• **RAW DATA**
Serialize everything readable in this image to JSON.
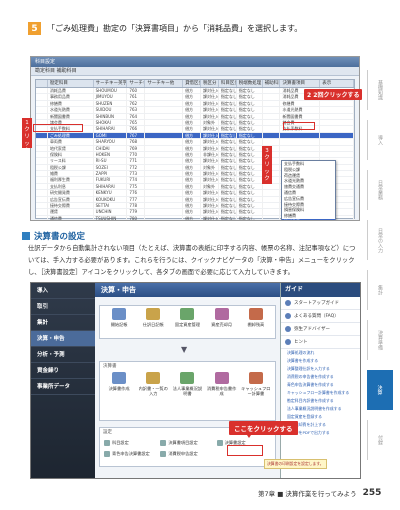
{
  "step": {
    "number": "5",
    "text": "「ごみ処理費」勘定の「決算書項目」から「消耗品費」を選択します。"
  },
  "shot1": {
    "window_title": "科目設定",
    "toolbar_text": "勘定科目  補助科目",
    "columns": [
      "",
      "勘定科目",
      "サーチキー英字",
      "サーチキー数字",
      "サーチキー他",
      "貸借区分",
      "税区分",
      "科目区分",
      "税端数処理",
      "補助科目",
      "決算書項目",
      "表示"
    ],
    "rows": [
      [
        "",
        "消耗品費",
        "SHOUMOU",
        "760",
        "",
        "借方",
        "課対仕入",
        "指定なし",
        "指定なし",
        "",
        "消耗品費",
        ""
      ],
      [
        "",
        "事務用品費",
        "JIMUYOU",
        "761",
        "",
        "借方",
        "課対仕入",
        "指定なし",
        "指定なし",
        "",
        "消耗品費",
        ""
      ],
      [
        "",
        "修繕費",
        "SHUZEN",
        "762",
        "",
        "借方",
        "課対仕入",
        "指定なし",
        "指定なし",
        "",
        "修繕費",
        ""
      ],
      [
        "",
        "水道光熱費",
        "SUIDOU",
        "763",
        "",
        "借方",
        "課対仕入",
        "指定なし",
        "指定なし",
        "",
        "水道光熱費",
        ""
      ],
      [
        "",
        "新聞図書費",
        "SHINBUN",
        "764",
        "",
        "借方",
        "課対仕入",
        "指定なし",
        "指定なし",
        "",
        "新聞図書費",
        ""
      ],
      [
        "",
        "諸会費",
        "SHOKAI",
        "765",
        "",
        "借方",
        "対象外",
        "指定なし",
        "指定なし",
        "",
        "諸会費",
        ""
      ],
      [
        "",
        "支払手数料",
        "SHIHARAI",
        "766",
        "",
        "借方",
        "課対仕入",
        "指定なし",
        "指定なし",
        "",
        "支払手数料",
        ""
      ],
      [
        "",
        "ごみ処理費",
        "GOMI",
        "767",
        "",
        "借方",
        "課対仕入",
        "指定なし",
        "指定なし",
        "",
        "",
        ""
      ],
      [
        "",
        "車両費",
        "SHARYOU",
        "768",
        "",
        "借方",
        "課対仕入",
        "指定なし",
        "指定なし",
        "",
        "",
        ""
      ],
      [
        "",
        "地代家賃",
        "CHIDAI",
        "769",
        "",
        "借方",
        "課対仕入",
        "指定なし",
        "指定なし",
        "",
        "",
        ""
      ],
      [
        "",
        "保険料",
        "HOKEN",
        "770",
        "",
        "借方",
        "非課仕入",
        "指定なし",
        "指定なし",
        "",
        "",
        ""
      ],
      [
        "",
        "リース料",
        "RI-SU",
        "771",
        "",
        "借方",
        "課対仕入",
        "指定なし",
        "指定なし",
        "",
        "",
        ""
      ],
      [
        "",
        "租税公課",
        "SOZEI",
        "772",
        "",
        "借方",
        "対象外",
        "指定なし",
        "指定なし",
        "",
        "",
        ""
      ],
      [
        "",
        "雑費",
        "ZAPPI",
        "773",
        "",
        "借方",
        "課対仕入",
        "指定なし",
        "指定なし",
        "",
        "",
        ""
      ],
      [
        "",
        "福利厚生費",
        "FUKURI",
        "774",
        "",
        "借方",
        "課対仕入",
        "指定なし",
        "指定なし",
        "",
        "",
        ""
      ],
      [
        "",
        "支払利息",
        "SHIHARAI",
        "775",
        "",
        "借方",
        "対象外",
        "指定なし",
        "指定なし",
        "",
        "",
        ""
      ],
      [
        "",
        "研究開発費",
        "KENKYU",
        "776",
        "",
        "借方",
        "課対仕入",
        "指定なし",
        "指定なし",
        "",
        "",
        ""
      ],
      [
        "",
        "広告宣伝費",
        "KOUKOKU",
        "777",
        "",
        "借方",
        "課対仕入",
        "指定なし",
        "指定なし",
        "",
        "減価償却費",
        ""
      ],
      [
        "",
        "接待交際費",
        "SETTAI",
        "778",
        "",
        "借方",
        "課対仕入",
        "指定なし",
        "指定なし",
        "",
        "福利厚生費",
        ""
      ],
      [
        "",
        "運賃",
        "UNCHIN",
        "779",
        "",
        "借方",
        "課対仕入",
        "指定なし",
        "指定なし",
        "",
        "接待交際費",
        ""
      ],
      [
        "",
        "通信費",
        "TSUUSHIN",
        "780",
        "",
        "借方",
        "課対仕入",
        "指定なし",
        "指定なし",
        "",
        "損害保険料",
        ""
      ]
    ],
    "dropdown_options": [
      "支払手数料",
      "租税公課",
      "荷造運賃",
      "水道光熱費",
      "旅費交通費",
      "通信費",
      "広告宣伝費",
      "接待交際費",
      "損害保険料",
      "修繕費",
      "消耗品費",
      "減価償却費",
      "福利厚生費",
      "給料賃金",
      "外注工賃"
    ],
    "callout_top": "2 2回クリックする",
    "callout_left": "1 クリック",
    "callout_mid": "3 クリック"
  },
  "section": {
    "title": "決算書の設定",
    "body": "仕訳データから自動集計されない項目（たとえば、決算書の表紙に印字する内容、帳票の名称、注記事項など）については、手入力する必要があります。これらを行うには、クイックナビゲータの「決算・申告」メニューをクリックし、［決算書設定］アイコンをクリックして、各タブの画面で必要に応じて入力していきます。"
  },
  "shot2": {
    "nav_items": [
      "導入",
      "取引",
      "集計",
      "決算・申告",
      "分析・予測",
      "資金繰り",
      "事業所データ"
    ],
    "active_nav": 3,
    "center_title": "決算・申告",
    "top_icons": [
      "開始記帳",
      "仕訳日記帳",
      "固定資産管理",
      "資産売却月",
      "棚卸残高"
    ],
    "middle_label": "決算書",
    "mid_icons": [
      "決算書作成",
      "内訳書・一覧の入力",
      "法人事業概況説明書",
      "消費税申告書作成",
      "キャッシュフロー計算書"
    ],
    "settings_label": "設定",
    "settings": [
      "科目設定",
      "決算書項目設定",
      "決算書設定",
      "青色申告決算書設定",
      "消費税申告設定"
    ],
    "callout": "ここをクリックする",
    "hint": "決算書の印刷設定を設定します。",
    "guide_title": "ガイド",
    "guide_items": [
      "スタートアップガイド",
      "よくある質問（FAQ）",
      "弥生アドバイザー",
      "ヒント"
    ],
    "guide_links": [
      "決算処理の流れ",
      "決算書を作成する",
      "決算整理仕訳を入力する",
      "消費税の申告書を作成する",
      "青色申告決算書を作成する",
      "キャッシュフロー計算書を作成する",
      "勘定科目内訳書を作成する",
      "法人事業概況説明書を作成する",
      "固定資産を登録する",
      "減価償却費を計上する",
      "決算書をPDFで出力する"
    ]
  },
  "tabs": [
    "基礎知識",
    "導入",
    "日常業務",
    "日常の入力",
    "集計",
    "決算準備",
    "決算",
    "付録"
  ],
  "active_tab": 6,
  "footer": {
    "chapter": "第7章 ■ 決算作業を行ってみよう",
    "page": "255"
  }
}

• **PROBLEM DESCRIPTION**
Reproduce all of the data exactly, omitting each picture it holds.

• **REPLY**
Serialize everything readable in this image to JSON.
{
  "step": {
    "number": "5",
    "text": "「ごみ処理費」勘定の「決算書項目」から「消耗品費」を選択します。"
  },
  "shot1": {
    "window_title": "科目設定",
    "toolbar_text": "勘定科目  補助科目",
    "columns": [
      "",
      "勘定科目",
      "サーチキー英字",
      "サーチキー数字",
      "サーチキー他",
      "貸借区分",
      "税区分",
      "科目区分",
      "税端数処理",
      "補助科目",
      "決算書項目",
      "表示"
    ],
    "rows": [
      [
        "",
        "消耗品費",
        "SHOUMOU",
        "760",
        "",
        "借方",
        "課対仕入",
        "指定なし",
        "指定なし",
        "",
        "消耗品費",
        ""
      ],
      [
        "",
        "事務用品費",
        "JIMUYOU",
        "761",
        "",
        "借方",
        "課対仕入",
        "指定なし",
        "指定なし",
        "",
        "消耗品費",
        ""
      ],
      [
        "",
        "修繕費",
        "SHUZEN",
        "762",
        "",
        "借方",
        "課対仕入",
        "指定なし",
        "指定なし",
        "",
        "修繕費",
        ""
      ],
      [
        "",
        "水道光熱費",
        "SUIDOU",
        "763",
        "",
        "借方",
        "課対仕入",
        "指定なし",
        "指定なし",
        "",
        "水道光熱費",
        ""
      ],
      [
        "",
        "新聞図書費",
        "SHINBUN",
        "764",
        "",
        "借方",
        "課対仕入",
        "指定なし",
        "指定なし",
        "",
        "新聞図書費",
        ""
      ],
      [
        "",
        "諸会費",
        "SHOKAI",
        "765",
        "",
        "借方",
        "対象外",
        "指定なし",
        "指定なし",
        "",
        "諸会費",
        ""
      ],
      [
        "",
        "支払手数料",
        "SHIHARAI",
        "766",
        "",
        "借方",
        "課対仕入",
        "指定なし",
        "指定なし",
        "",
        "支払手数料",
        ""
      ],
      [
        "",
        "ごみ処理費",
        "GOMI",
        "767",
        "",
        "借方",
        "課対仕入",
        "指定なし",
        "指定なし",
        "",
        "",
        ""
      ],
      [
        "",
        "車両費",
        "SHARYOU",
        "768",
        "",
        "借方",
        "課対仕入",
        "指定なし",
        "指定なし",
        "",
        "",
        ""
      ],
      [
        "",
        "地代家賃",
        "CHIDAI",
        "769",
        "",
        "借方",
        "課対仕入",
        "指定なし",
        "指定なし",
        "",
        "",
        ""
      ],
      [
        "",
        "保険料",
        "HOKEN",
        "770",
        "",
        "借方",
        "非課仕入",
        "指定なし",
        "指定なし",
        "",
        "",
        ""
      ],
      [
        "",
        "リース料",
        "RI-SU",
        "771",
        "",
        "借方",
        "課対仕入",
        "指定なし",
        "指定なし",
        "",
        "",
        ""
      ],
      [
        "",
        "租税公課",
        "SOZEI",
        "772",
        "",
        "借方",
        "対象外",
        "指定なし",
        "指定なし",
        "",
        "",
        ""
      ],
      [
        "",
        "雑費",
        "ZAPPI",
        "773",
        "",
        "借方",
        "課対仕入",
        "指定なし",
        "指定なし",
        "",
        "",
        ""
      ],
      [
        "",
        "福利厚生費",
        "FUKURI",
        "774",
        "",
        "借方",
        "課対仕入",
        "指定なし",
        "指定なし",
        "",
        "",
        ""
      ],
      [
        "",
        "支払利息",
        "SHIHARAI",
        "775",
        "",
        "借方",
        "対象外",
        "指定なし",
        "指定なし",
        "",
        "",
        ""
      ],
      [
        "",
        "研究開発費",
        "KENKYU",
        "776",
        "",
        "借方",
        "課対仕入",
        "指定なし",
        "指定なし",
        "",
        "",
        ""
      ],
      [
        "",
        "広告宣伝費",
        "KOUKOKU",
        "777",
        "",
        "借方",
        "課対仕入",
        "指定なし",
        "指定なし",
        "",
        "減価償却費",
        ""
      ],
      [
        "",
        "接待交際費",
        "SETTAI",
        "778",
        "",
        "借方",
        "課対仕入",
        "指定なし",
        "指定なし",
        "",
        "福利厚生費",
        ""
      ],
      [
        "",
        "運賃",
        "UNCHIN",
        "779",
        "",
        "借方",
        "課対仕入",
        "指定なし",
        "指定なし",
        "",
        "接待交際費",
        ""
      ],
      [
        "",
        "通信費",
        "TSUUSHIN",
        "780",
        "",
        "借方",
        "課対仕入",
        "指定なし",
        "指定なし",
        "",
        "損害保険料",
        ""
      ]
    ],
    "dropdown_options": [
      "支払手数料",
      "租税公課",
      "荷造運賃",
      "水道光熱費",
      "旅費交通費",
      "通信費",
      "広告宣伝費",
      "接待交際費",
      "損害保険料",
      "修繕費",
      "消耗品費",
      "減価償却費",
      "福利厚生費",
      "給料賃金",
      "外注工賃"
    ],
    "callout_top": "2 2回クリックする",
    "callout_left": "1 クリック",
    "callout_mid": "3 クリック"
  },
  "section": {
    "title": "決算書の設定",
    "body": "仕訳データから自動集計されない項目（たとえば、決算書の表紙に印字する内容、帳票の名称、注記事項など）については、手入力する必要があります。これらを行うには、クイックナビゲータの「決算・申告」メニューをクリックし、［決算書設定］アイコンをクリックして、各タブの画面で必要に応じて入力していきます。"
  },
  "shot2": {
    "nav_items": [
      "導入",
      "取引",
      "集計",
      "決算・申告",
      "分析・予測",
      "資金繰り",
      "事業所データ"
    ],
    "active_nav": 3,
    "center_title": "決算・申告",
    "top_icons": [
      "開始記帳",
      "仕訳日記帳",
      "固定資産管理",
      "資産売却月",
      "棚卸残高"
    ],
    "middle_label": "決算書",
    "mid_icons": [
      "決算書作成",
      "内訳書・一覧の入力",
      "法人事業概況説明書",
      "消費税申告書作成",
      "キャッシュフロー計算書"
    ],
    "settings_label": "設定",
    "settings": [
      "科目設定",
      "決算書項目設定",
      "決算書設定",
      "青色申告決算書設定",
      "消費税申告設定"
    ],
    "callout": "ここをクリックする",
    "hint": "決算書の印刷設定を設定します。",
    "guide_title": "ガイド",
    "guide_items": [
      "スタートアップガイド",
      "よくある質問（FAQ）",
      "弥生アドバイザー",
      "ヒント"
    ],
    "guide_links": [
      "決算処理の流れ",
      "決算書を作成する",
      "決算整理仕訳を入力する",
      "消費税の申告書を作成する",
      "青色申告決算書を作成する",
      "キャッシュフロー計算書を作成する",
      "勘定科目内訳書を作成する",
      "法人事業概況説明書を作成する",
      "固定資産を登録する",
      "減価償却費を計上する",
      "決算書をPDFで出力する"
    ]
  },
  "tabs": [
    "基礎知識",
    "導入",
    "日常業務",
    "日常の入力",
    "集計",
    "決算準備",
    "決算",
    "付録"
  ],
  "active_tab": 6,
  "footer": {
    "chapter": "第7章 ■ 決算作業を行ってみよう",
    "page": "255"
  }
}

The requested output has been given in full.